**Objective:** Report only the number of lines that hold the word "this".

**Record excerpts:**

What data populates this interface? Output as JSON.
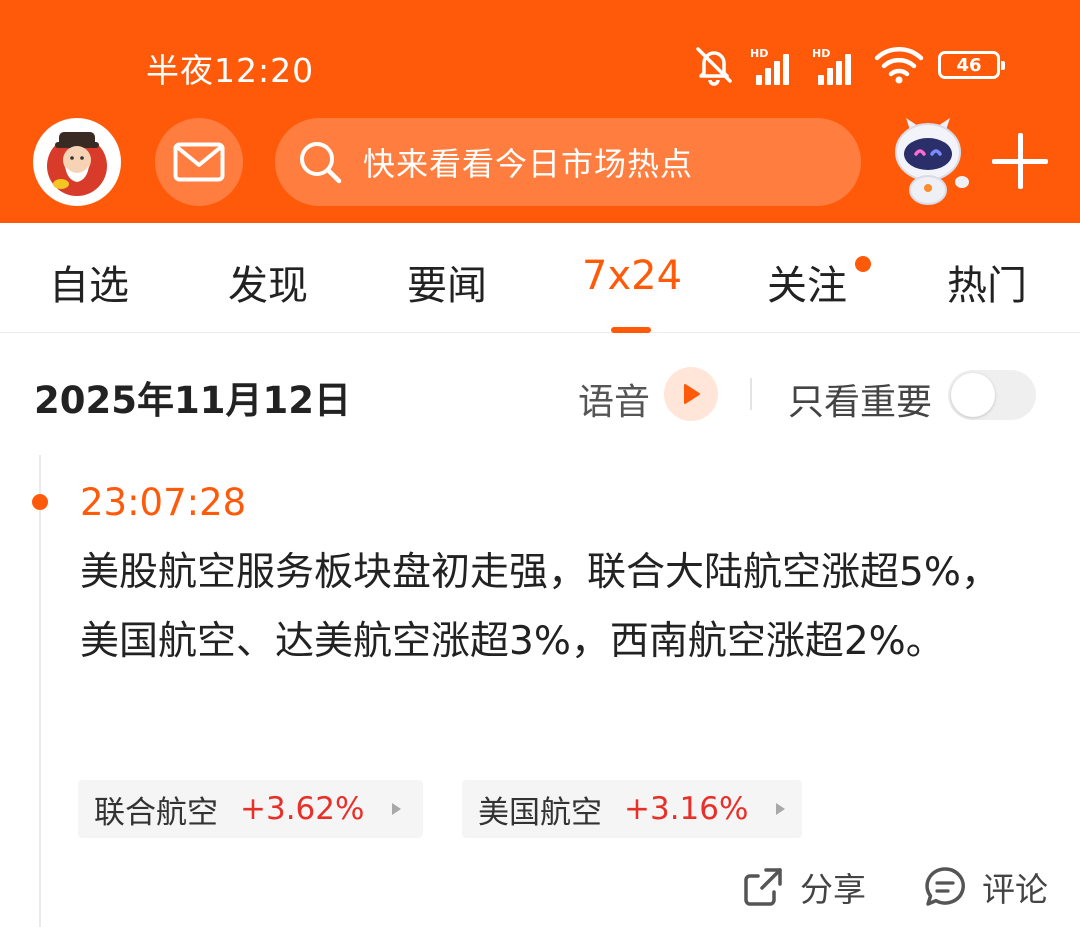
{
  "status_bar": {
    "time": "半夜12:20",
    "hd_label": "HD",
    "battery": "46"
  },
  "header": {
    "search_placeholder": "快来看看今日市场热点",
    "icons": [
      "avatar",
      "mail-icon",
      "search-icon",
      "robot-assistant-icon",
      "plus-icon"
    ],
    "accent_color": "#ff5a0a"
  },
  "tabs": [
    {
      "label": "自选"
    },
    {
      "label": "发现"
    },
    {
      "label": "要闻"
    },
    {
      "label": "7x24",
      "active": true
    },
    {
      "label": "关注",
      "badge": true
    },
    {
      "label": "热门"
    }
  ],
  "date_row": {
    "date": "2025年11月12日",
    "voice_label": "语音",
    "important_only_label": "只看重要",
    "important_only_on": false
  },
  "news": [
    {
      "time": "23:07:28",
      "text": "美股航空服务板块盘初走强，联合大陆航空涨超5%，美国航空、达美航空涨超3%，西南航空涨超2%。",
      "stocks": [
        {
          "name": "联合航空",
          "change": "+3.62%"
        },
        {
          "name": "美国航空",
          "change": "+3.16%"
        }
      ],
      "share_label": "分享",
      "comment_label": "评论"
    }
  ]
}
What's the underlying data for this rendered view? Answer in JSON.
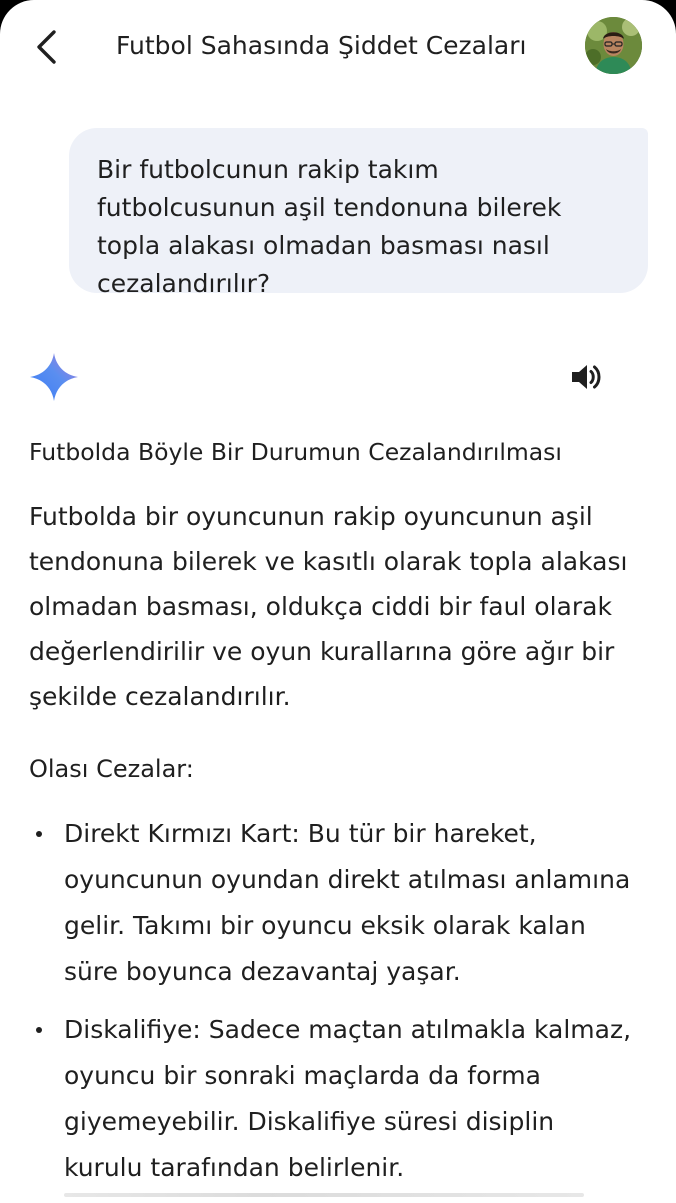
{
  "header": {
    "title": "Futbol Sahasında Şiddet Cezaları"
  },
  "conversation": {
    "user_message": "Bir futbolcunun rakip takım futbolcusunun aşil tendonuna bilerek topla alakası olmadan basması nasıl cezalandırılır?",
    "response": {
      "heading": "Futbolda Böyle Bir Durumun Cezalandırılması",
      "paragraph": "Futbolda bir oyuncunun rakip oyuncunun aşil tendonuna bilerek ve kasıtlı olarak topla alakası olmadan basması, oldukça ciddi bir faul olarak değerlendirilir ve oyun kurallarına göre ağır bir şekilde cezalandırılır.",
      "section_label": "Olası Cezalar:",
      "bullets": [
        "Direkt Kırmızı Kart: Bu tür bir hareket, oyuncunun oyundan direkt atılması anlamına gelir. Takımı bir oyuncu eksik olarak kalan süre boyunca dezavantaj yaşar.",
        "Diskalifiye: Sadece maçtan atılmakla kalmaz, oyuncu bir sonraki maçlarda da forma giyemeyebilir. Diskalifiye süresi disiplin kurulu tarafından belirlenir."
      ]
    }
  },
  "icons": {
    "back": "arrow-back-icon",
    "spark": "gemini-spark-icon",
    "speaker": "speaker-icon",
    "avatar": "user-avatar"
  },
  "colors": {
    "bubble": "#eef1f8",
    "text": "#1f1f1f",
    "spark_blue": "#4285f4",
    "spark_purple": "#9b72cb"
  }
}
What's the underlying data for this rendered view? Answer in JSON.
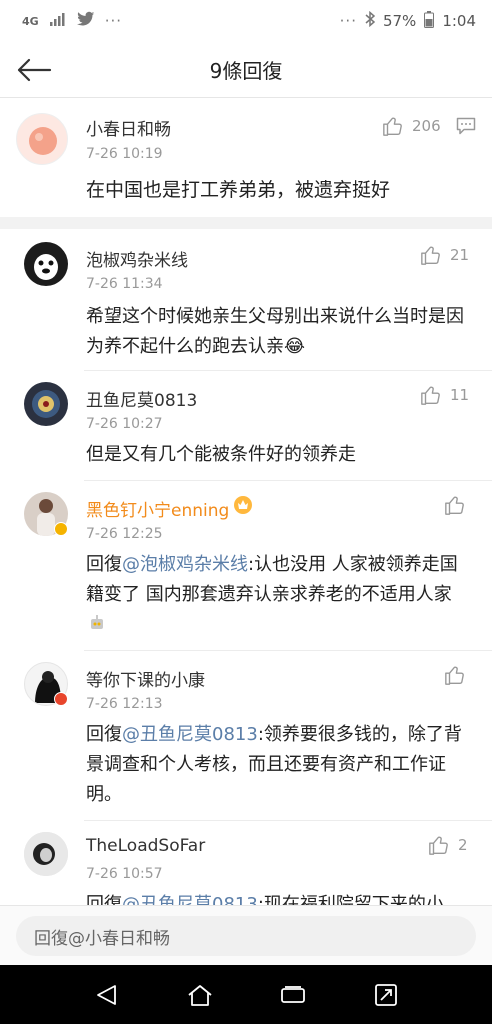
{
  "status_bar": {
    "network": "4G",
    "dots": "···",
    "dots_right": "···",
    "battery": "57%",
    "time": "1:04"
  },
  "header": {
    "title": "9條回復"
  },
  "main_comment": {
    "user": "小春日和畅",
    "time": "7-26 10:19",
    "likes": "206",
    "text": "在中国也是打工养弟弟，被遗弃挺好"
  },
  "replies": [
    {
      "user": "泡椒鸡杂米线",
      "time": "7-26 11:34",
      "likes": "21",
      "text": "希望这个时候她亲生父母别出来说什么当时是因为养不起什么的跑去认亲😂"
    },
    {
      "user": "丑鱼尼莫0813",
      "time": "7-26 10:27",
      "likes": "11",
      "text": "但是又有几个能被条件好的领养走"
    },
    {
      "user": "黑色钉小宁enning",
      "time": "7-26 12:25",
      "likes": "",
      "prefix": "回復",
      "mention": "@泡椒鸡杂米线",
      "text": ":认也没用 人家被领养走国籍变了 国内那套遗弃认亲求养老的不适用人家"
    },
    {
      "user": "等你下课的小康",
      "time": "7-26 12:13",
      "likes": "",
      "prefix": "回復",
      "mention": "@丑鱼尼莫0813",
      "text": ":领养要很多钱的，除了背景调查和个人考核，而且还要有资产和工作证明。"
    },
    {
      "user": "TheLoadSoFar",
      "time": "7-26 10:57",
      "likes": "2",
      "prefix": "回復",
      "mention": "@丑鱼尼莫0813",
      "text": ":现在福利院留下来的小"
    }
  ],
  "reply_bar": {
    "placeholder": "回復@小春日和畅"
  },
  "colors": {
    "mention": "#5b7ea8",
    "vip_name": "#f28b1b",
    "meta": "#999999"
  }
}
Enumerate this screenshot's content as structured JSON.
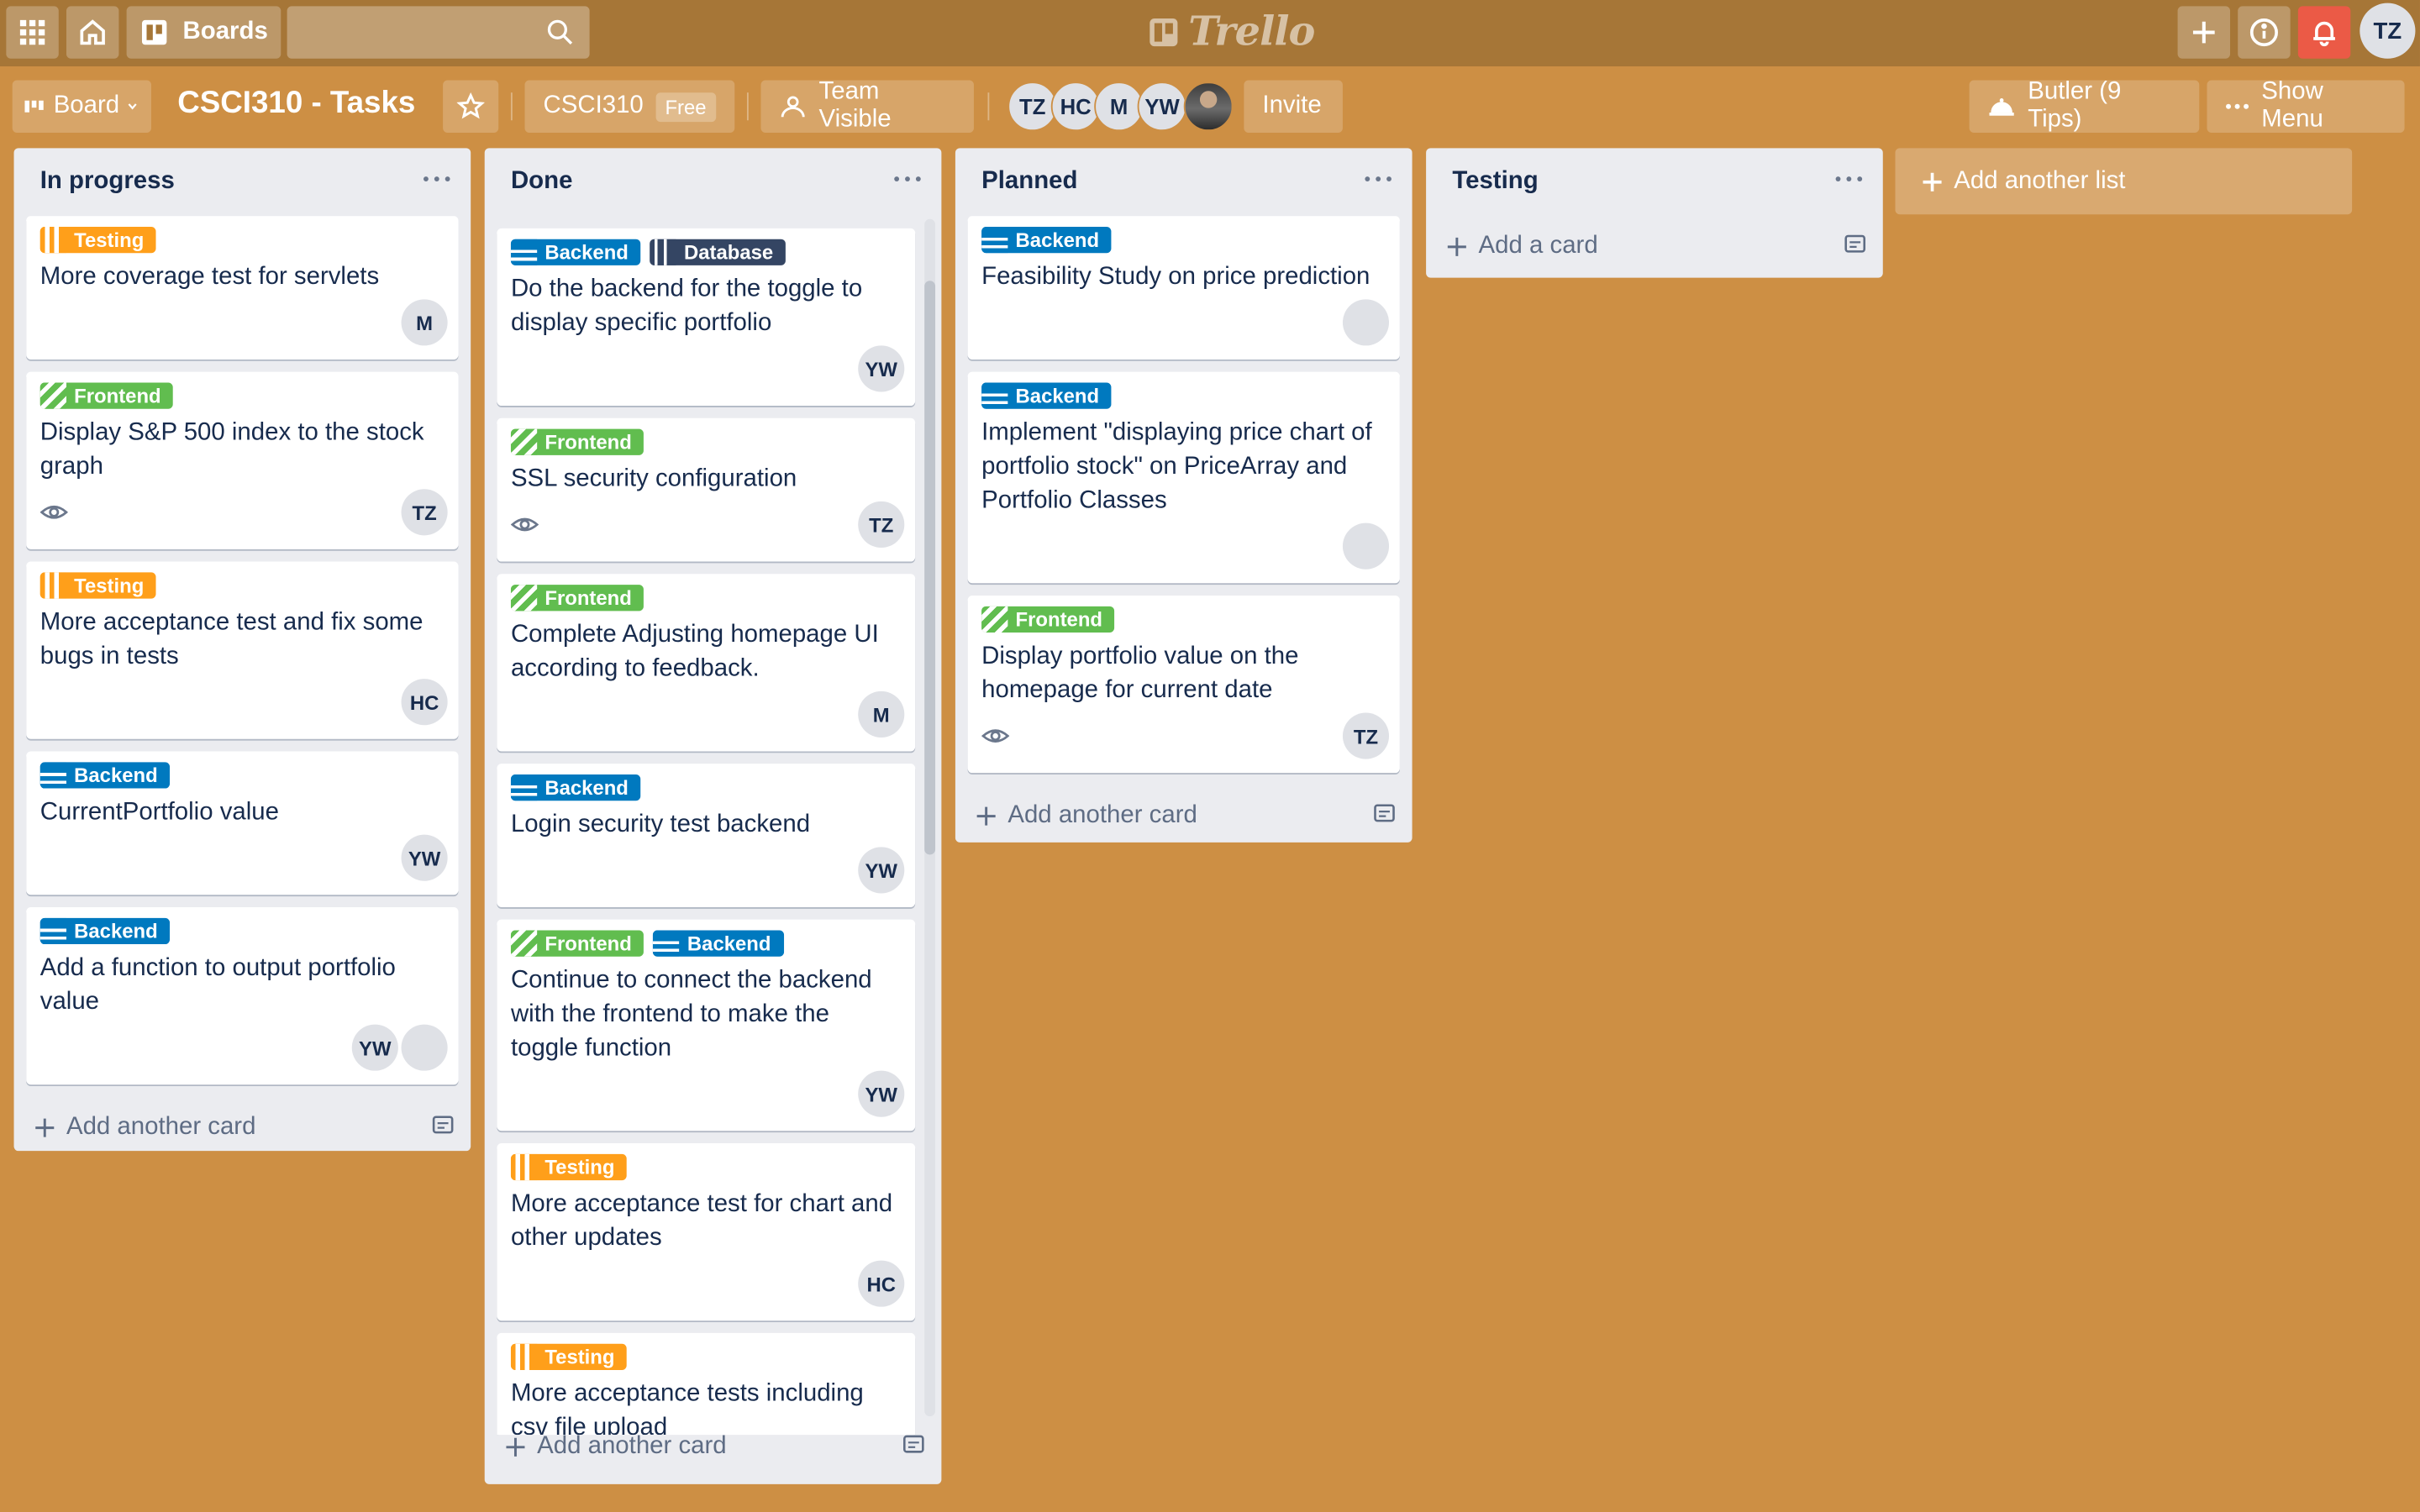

**Worked solution:** 4